_Data records_

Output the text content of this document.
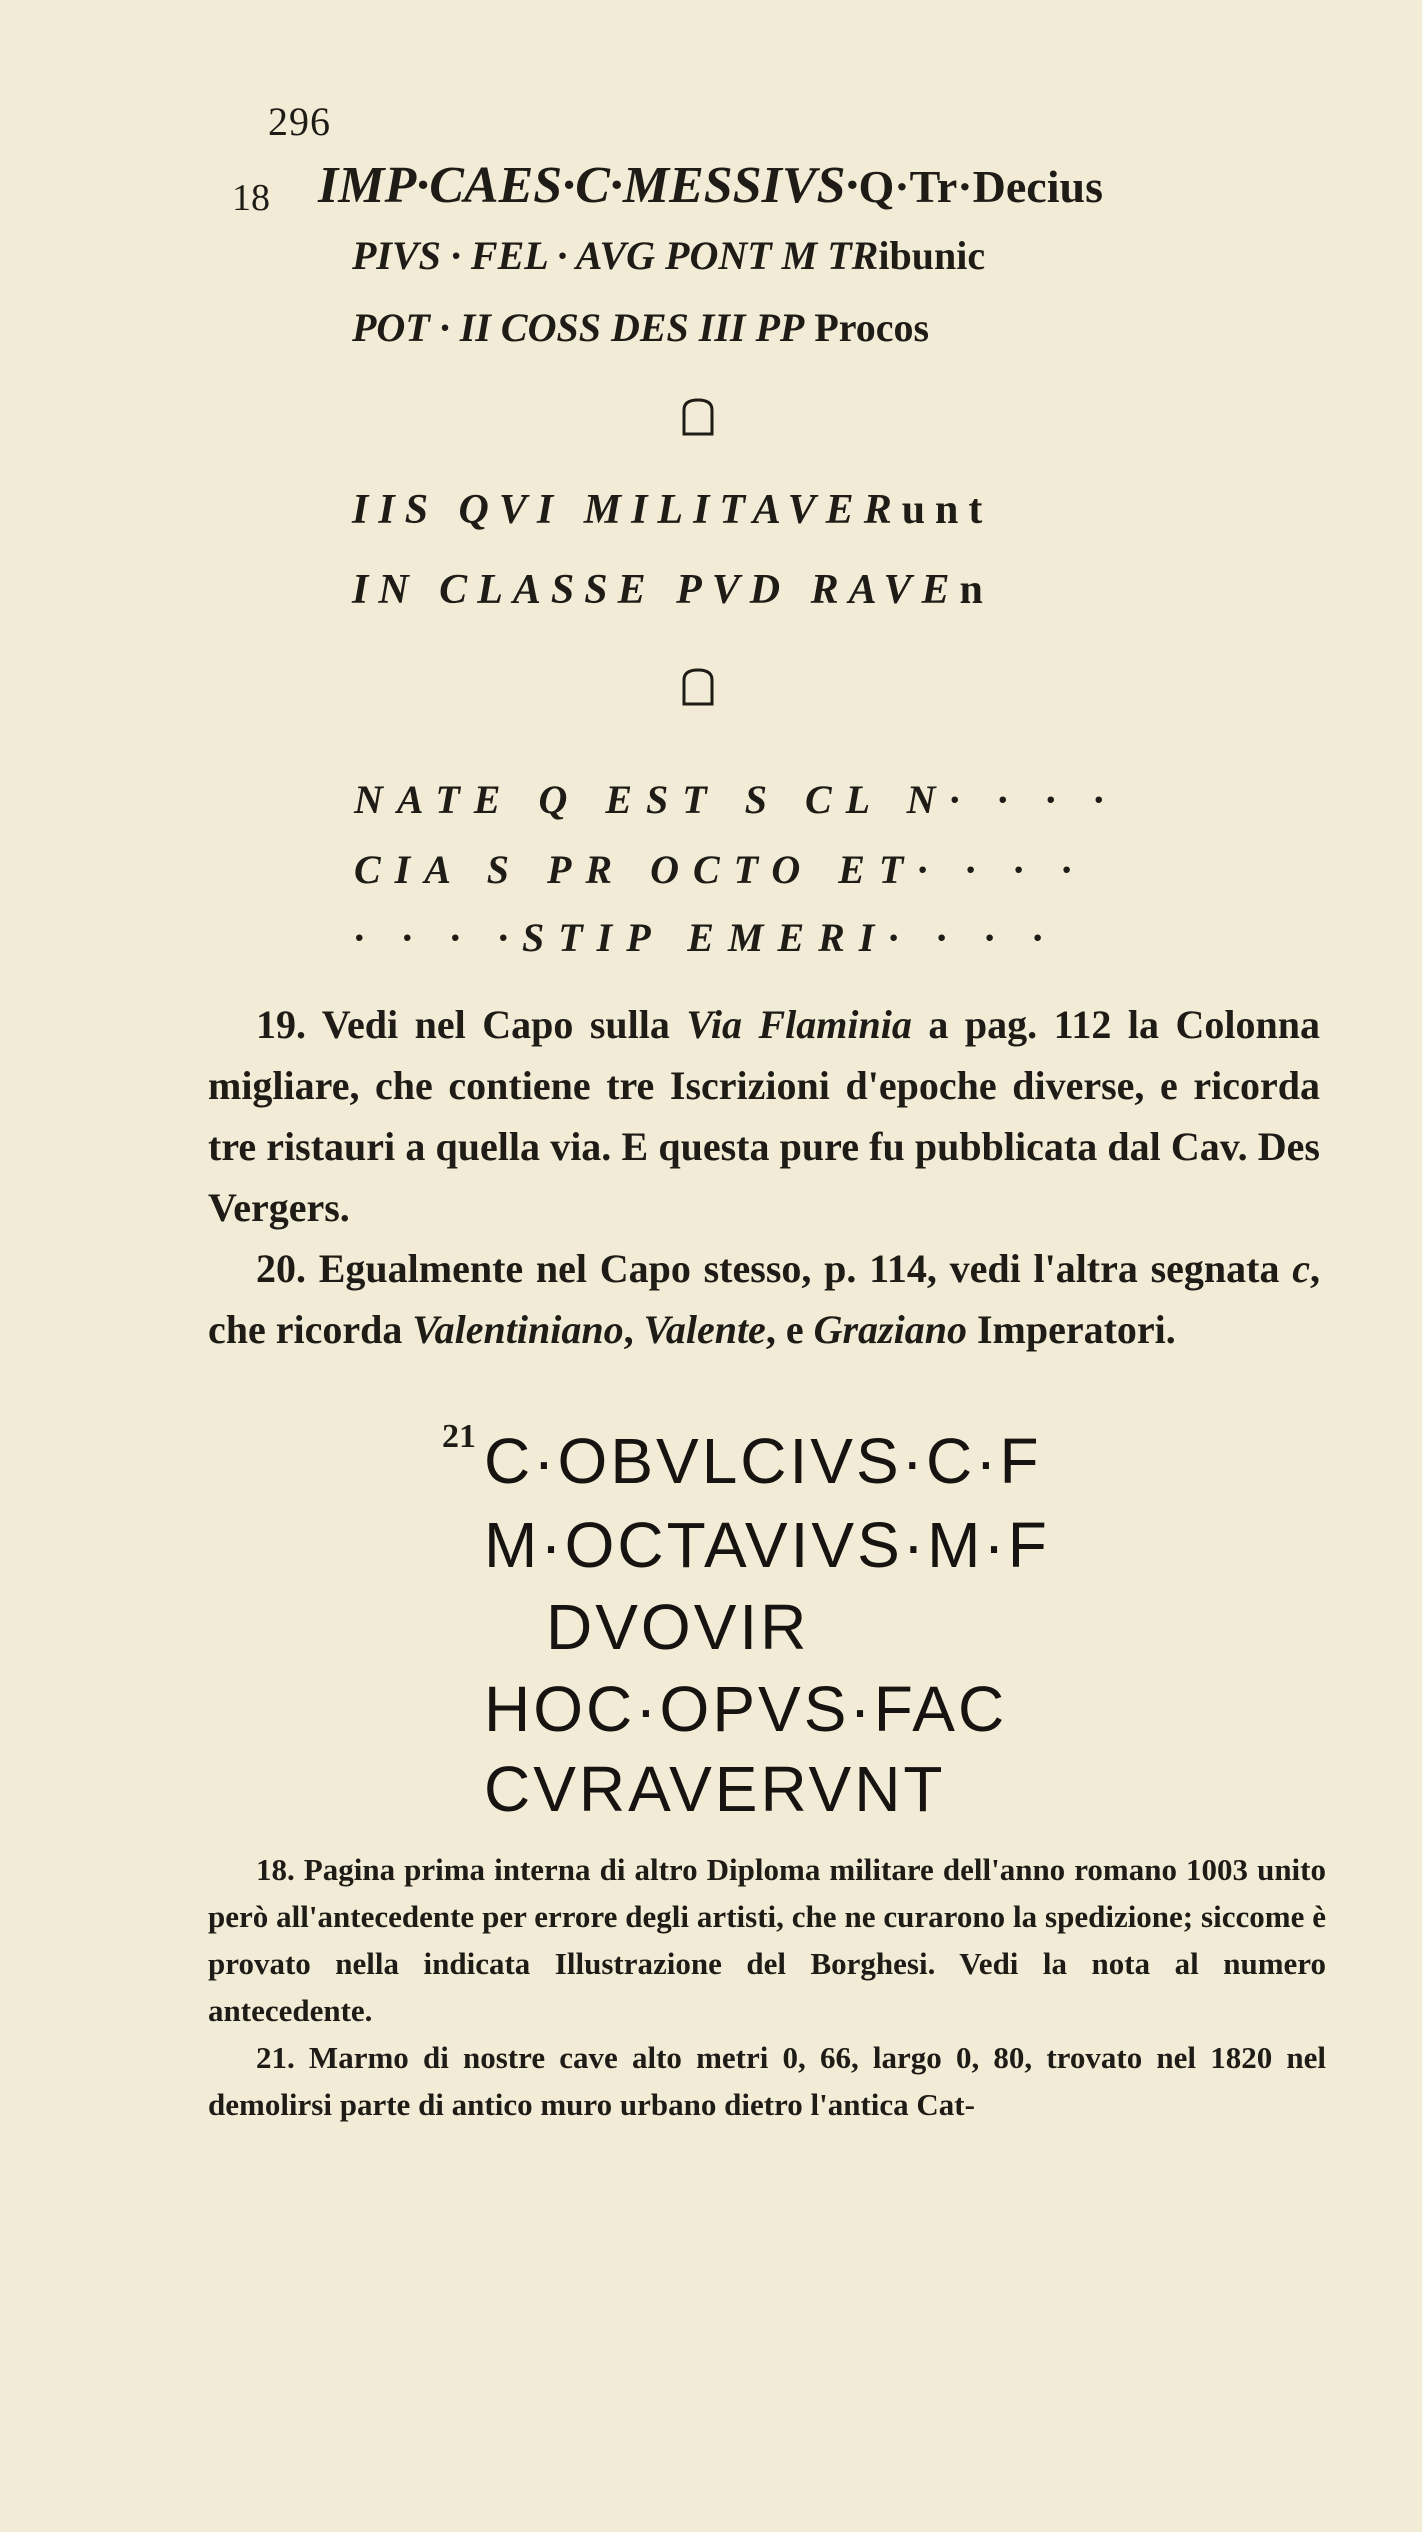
296
18 IMP·CAES·C·MESSIVS·Q·Tr·Decius
PIVS · FEL · AVG PONT M TRibunic
POT · II COSS DES III PP Procos
IIS QVI MILITAVERunt
IN CLASSE PVD RAVEn
NATE Q EST S CL N· · · ·
CIA S PR OCTO ET· · · ·
· · · ·STIP EMERI· · · ·

19. Vedi nel Capo sulla Via Flaminia a pag. 112 la Colonna migliare, che contiene tre Iscrizioni d'epoche diverse, e ricorda tre ristauri a quella via. E questa pure fu pubblicata dal Cav. Des Vergers.

20. Egualmente nel Capo stesso, p. 114, vedi l'altra segnata c, che ricorda Valentiniano, Valente, e Graziano Imperatori.

21 C·OBVLCIVS·C·F
M·OCTAVIVS·M·F
DVOVIR
HOC·OPVS·FAC
CVRAVERVNT

18. Pagina prima interna di altro Diploma militare dell'anno romano 1003 unito però all'antecedente per errore degli artisti, che ne curarono la spedizione; siccome è provato nella indicata Illustrazione del Borghesi. Vedi la nota al numero antecedente.

21. Marmo di nostre cave alto metri 0, 66, largo 0, 80, trovato nel 1820 nel demolirsi parte di antico muro urbano dietro l'antica Cat-
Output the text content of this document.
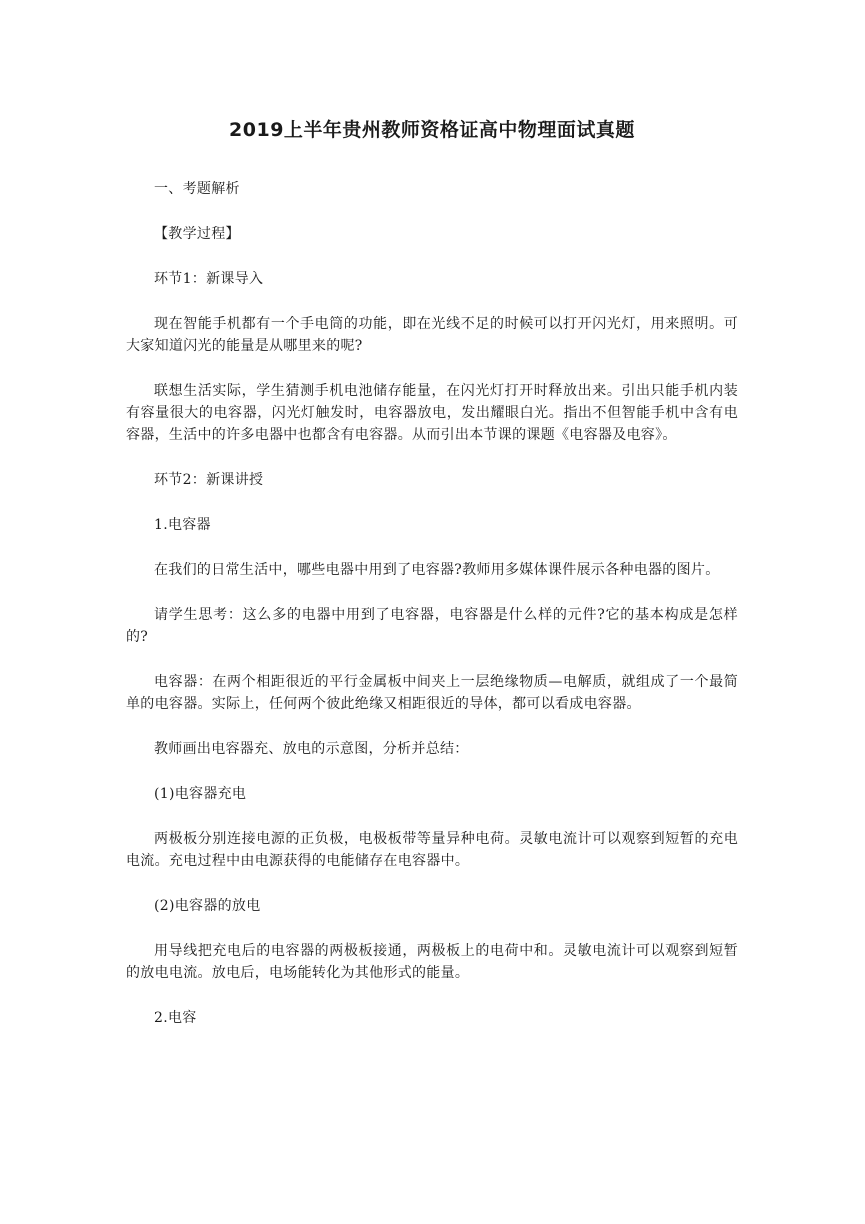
2019上半年贵州教师资格证高中物理面试真题

一、考题解析

【教学过程】

环节1：新课导入

现在智能手机都有一个手电筒的功能，即在光线不足的时候可以打开闪光灯，用来照明。可大家知道闪光的能量是从哪里来的呢?

联想生活实际，学生猜测手机电池储存能量，在闪光灯打开时释放出来。引出只能手机内装有容量很大的电容器，闪光灯触发时，电容器放电，发出耀眼白光。指出不但智能手机中含有电容器，生活中的许多电器中也都含有电容器。从而引出本节课的课题《电容器及电容》。

环节2：新课讲授

1.电容器

在我们的日常生活中，哪些电器中用到了电容器?教师用多媒体课件展示各种电器的图片。

请学生思考：这么多的电器中用到了电容器，电容器是什么样的元件?它的基本构成是怎样的?

电容器：在两个相距很近的平行金属板中间夹上一层绝缘物质—电解质，就组成了一个最简单的电容器。实际上，任何两个彼此绝缘又相距很近的导体，都可以看成电容器。

教师画出电容器充、放电的示意图，分析并总结：

(1)电容器充电

两极板分别连接电源的正负极，电极板带等量异种电荷。灵敏电流计可以观察到短暂的充电电流。充电过程中由电源获得的电能储存在电容器中。

(2)电容器的放电

用导线把充电后的电容器的两极板接通，两极板上的电荷中和。灵敏电流计可以观察到短暂的放电电流。放电后，电场能转化为其他形式的能量。

2.电容
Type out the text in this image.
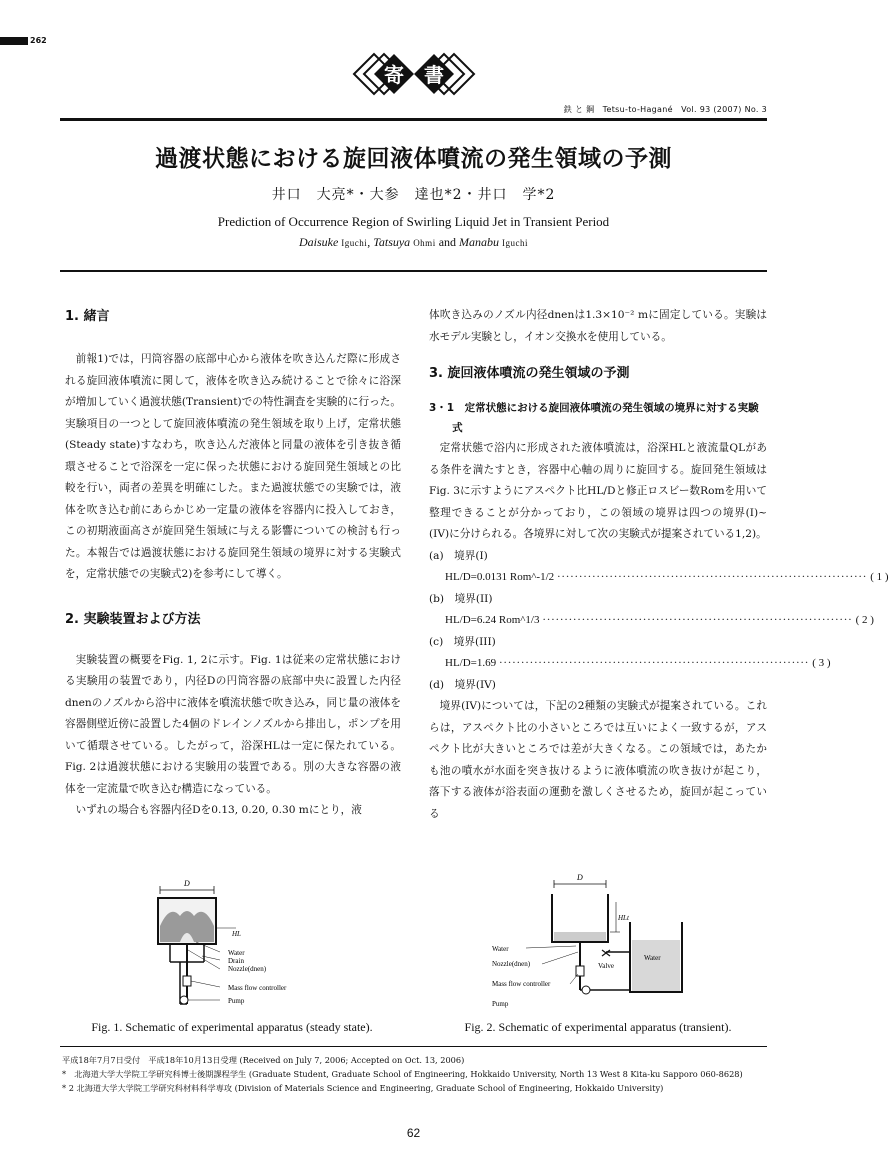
262
寄 書
鉄 と 鋼　Tetsu-to-Hagané　Vol. 93 (2007) No. 3
過渡状態における旋回液体噴流の発生領域の予測
井口　大亮*・大参　達也*2・井口　学*2
Prediction of Occurrence Region of Swirling Liquid Jet in Transient Period
Daisuke Iguchi, Tatsuya Ohmi and Manabu Iguchi

1. 緒言

前報1)では，円筒容器の底部中心から液体を吹き込んだ際に形成される旋回液体噴流に関して，液体を吹き込み続けることで徐々に浴深が増加していく過渡状態(Transient)での特性調査を実験的に行った。実験項目の一つとして旋回液体噴流の発生領域を取り上げ，定常状態(Steady state)すなわち，吹き込んだ液体と同量の液体を引き抜き循環させることで浴深を一定に保った状態における旋回発生領域との比較を行い，両者の差異を明確にした。また過渡状態での実験では，液体を吹き込む前にあらかじめ一定量の液体を容器内に投入しておき，この初期液面高さが旋回発生領域に与える影響についての検討も行った。本報告では過渡状態における旋回発生領域の境界に対する実験式を，定常状態での実験式2)を参考にして導く。

2. 実験装置および方法

実験装置の概要をFig. 1, 2に示す。Fig. 1は従来の定常状態における実験用の装置であり，内径Dの円筒容器の底部中央に設置した内径dnenのノズルから浴中に液体を噴流状態で吹き込み，同じ量の液体を容器側壁近傍に設置した4個のドレインノズルから排出し，ポンプを用いて循環させている。したがって，浴深HLは一定に保たれている。Fig. 2は過渡状態における実験用の装置である。別の大きな容器の液体を一定流量で吹き込む構造になっている。

いずれの場合も容器内径Dを0.13, 0.20, 0.30 mにとり，液

体吹き込みのノズル内径dnenは1.3×10⁻² mに固定している。実験は水モデル実験とし，イオン交換水を使用している。

3. 旋回液体噴流の発生領域の予測

3・1　定常状態における旋回液体噴流の発生領域の境界に対する実験式

定常状態で浴内に形成された液体噴流は，浴深HLと液流量QLがある条件を満たすとき，容器中心軸の周りに旋回する。旋回発生領域はFig. 3に示すようにアスペクト比HL/Dと修正ロスビー数Romを用いて整理できることが分かっており，この領域の境界は四つの境界(I)~(IV)に分けられる。各境界に対して次の実験式が提案されている1,2)。

(a)　境界(I)

HL/D=0.0131 Rom^-1/2 ······································································· ( 1 )

(b)　境界(II)

HL/D=6.24 Rom^1/3 ······································································· ( 2 )

(c)　境界(III)

HL/D=1.69 ······································································· ( 3 )

(d)　境界(IV)

境界(IV)については，下記の2種類の実験式が提案されている。これらは，アスペクト比の小さいところでは互いによく一致するが，アスペクト比が大きいところでは差が大きくなる。この領域では，あたかも池の噴水が水面を突き抜けるように液体噴流の吹き抜けが起こり，落下する液体が浴表面の運動を激しくさせるため，旋回が起こっている

D
HL
Water
Drain
Nozzle(dnen)
Mass flow controller
Pump
Fig. 1. Schematic of experimental apparatus (steady state).
D
HLt
Water
Water
Nozzle(dnen)	Valve
Mass flow controller
Pump
Fig. 2. Schematic of experimental apparatus (transient).
平成18年7月7日受付　平成18年10月13日受理 (Received on July 7, 2006; Accepted on Oct. 13, 2006)
*　北海道大学大学院工学研究科博士後期課程学生 (Graduate Student, Graduate School of Engineering, Hokkaido University, North 13 West 8 Kita-ku Sapporo 060-8628)
* 2 北海道大学大学院工学研究科材料科学専攻 (Division of Materials Science and Engineering, Graduate School of Engineering, Hokkaido University)
62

_OBJECTIVE_
Write every entry out again exactly, dropping the pictures.

_FULL SOLUTION_
Output the text content of this document.
296
18 IMP·CAES·C·MESSIVS·Q·Tr·Decius
PIVS · FEL · AVG PONT M TRibunic
POT · II COSS DES III PP Procos
IIS QVI MILITAVERunt
IN CLASSE PVD RAVEn
NATE Q EST S CL N· · · ·
CIA S PR OCTO ET· · · ·
· · · ·STIP EMERI· · · ·

19. Vedi nel Capo sulla Via Flaminia a pag. 112 la Colonna migliare, che contiene tre Iscrizioni d'epoche diverse, e ricorda tre ristauri a quella via. E questa pure fu pubblicata dal Cav. Des Vergers.

20. Egualmente nel Capo stesso, p. 114, vedi l'altra segnata c, che ricorda Valentiniano, Valente, e Graziano Imperatori.

21 C·OBVLCIVS·C·F
M·OCTAVIVS·M·F
DVOVIR
HOC·OPVS·FAC
CVRAVERVNT

18. Pagina prima interna di altro Diploma militare dell'anno romano 1003 unito però all'antecedente per errore degli artisti, che ne curarono la spedizione; siccome è provato nella indicata Illustrazione del Borghesi. Vedi la nota al numero antecedente.

21. Marmo di nostre cave alto metri 0, 66, largo 0, 80, trovato nel 1820 nel demolirsi parte di antico muro urbano dietro l'antica Cat-
Output the text content of this document.
2019上半年贵州教师资格证高中物理面试真题

一、考题解析

【教学过程】

环节1：新课导入

现在智能手机都有一个手电筒的功能，即在光线不足的时候可以打开闪光灯，用来照明。可大家知道闪光的能量是从哪里来的呢?

联想生活实际，学生猜测手机电池储存能量，在闪光灯打开时释放出来。引出只能手机内装有容量很大的电容器，闪光灯触发时，电容器放电，发出耀眼白光。指出不但智能手机中含有电容器，生活中的许多电器中也都含有电容器。从而引出本节课的课题《电容器及电容》。

环节2：新课讲授

1.电容器

在我们的日常生活中，哪些电器中用到了电容器?教师用多媒体课件展示各种电器的图片。

请学生思考：这么多的电器中用到了电容器，电容器是什么样的元件?它的基本构成是怎样的?

电容器：在两个相距很近的平行金属板中间夹上一层绝缘物质—电解质，就组成了一个最简单的电容器。实际上，任何两个彼此绝缘又相距很近的导体，都可以看成电容器。

教师画出电容器充、放电的示意图，分析并总结：

(1)电容器充电

两极板分别连接电源的正负极，电极板带等量异种电荷。灵敏电流计可以观察到短暂的充电电流。充电过程中由电源获得的电能储存在电容器中。

(2)电容器的放电

用导线把充电后的电容器的两极板接通，两极板上的电荷中和。灵敏电流计可以观察到短暂的放电电流。放电后，电场能转化为其他形式的能量。

2.电容
Type out the text in this image.
262
寄 書
鉄 と 鋼　Tetsu-to-Hagané　Vol. 93 (2007) No. 3
過渡状態における旋回液体噴流の発生領域の予測
井口　大亮*・大参　達也*2・井口　学*2
Prediction of Occurrence Region of Swirling Liquid Jet in Transient Period
Daisuke Iguchi, Tatsuya Ohmi and Manabu Iguchi

1. 緒言

前報1)では，円筒容器の底部中心から液体を吹き込んだ際に形成される旋回液体噴流に関して，液体を吹き込み続けることで徐々に浴深が増加していく過渡状態(Transient)での特性調査を実験的に行った。実験項目の一つとして旋回液体噴流の発生領域を取り上げ，定常状態(Steady state)すなわち，吹き込んだ液体と同量の液体を引き抜き循環させることで浴深を一定に保った状態における旋回発生領域との比較を行い，両者の差異を明確にした。また過渡状態での実験では，液体を吹き込む前にあらかじめ一定量の液体を容器内に投入しておき，この初期液面高さが旋回発生領域に与える影響についての検討も行った。本報告では過渡状態における旋回発生領域の境界に対する実験式を，定常状態での実験式2)を参考にして導く。

2. 実験装置および方法

実験装置の概要をFig. 1, 2に示す。Fig. 1は従来の定常状態における実験用の装置であり，内径Dの円筒容器の底部中央に設置した内径dnenのノズルから浴中に液体を噴流状態で吹き込み，同じ量の液体を容器側壁近傍に設置した4個のドレインノズルから排出し，ポンプを用いて循環させている。したがって，浴深HLは一定に保たれている。Fig. 2は過渡状態における実験用の装置である。別の大きな容器の液体を一定流量で吹き込む構造になっている。

いずれの場合も容器内径Dを0.13, 0.20, 0.30 mにとり，液

体吹き込みのノズル内径dnenは1.3×10⁻² mに固定している。実験は水モデル実験とし，イオン交換水を使用している。

3. 旋回液体噴流の発生領域の予測

3・1　定常状態における旋回液体噴流の発生領域の境界に対する実験式

定常状態で浴内に形成された液体噴流は，浴深HLと液流量QLがある条件を満たすとき，容器中心軸の周りに旋回する。旋回発生領域はFig. 3に示すようにアスペクト比HL/Dと修正ロスビー数Romを用いて整理できることが分かっており，この領域の境界は四つの境界(I)~(IV)に分けられる。各境界に対して次の実験式が提案されている1,2)。

(a)　境界(I)

HL/D=0.0131 Rom^-1/2 ······································································· ( 1 )

(b)　境界(II)

HL/D=6.24 Rom^1/3 ······································································· ( 2 )

(c)　境界(III)

HL/D=1.69 ······································································· ( 3 )

(d)　境界(IV)

境界(IV)については，下記の2種類の実験式が提案されている。これらは，アスペクト比の小さいところでは互いによく一致するが，アスペクト比が大きいところでは差が大きくなる。この領域では，あたかも池の噴水が水面を突き抜けるように液体噴流の吹き抜けが起こり，落下する液体が浴表面の運動を激しくさせるため，旋回が起こっている

D
HL
Water
Drain
Nozzle(dnen)
Mass flow controller
Pump
Fig. 1. Schematic of experimental apparatus (steady state).
D
HLt
Water
Water
Nozzle(dnen)	Valve
Mass flow controller
Pump
Fig. 2. Schematic of experimental apparatus (transient).
平成18年7月7日受付　平成18年10月13日受理 (Received on July 7, 2006; Accepted on Oct. 13, 2006)
*　北海道大学大学院工学研究科博士後期課程学生 (Graduate Student, Graduate School of Engineering, Hokkaido University, North 13 West 8 Kita-ku Sapporo 060-8628)
* 2 北海道大学大学院工学研究科材料科学専攻 (Division of Materials Science and Engineering, Graduate School of Engineering, Hokkaido University)
62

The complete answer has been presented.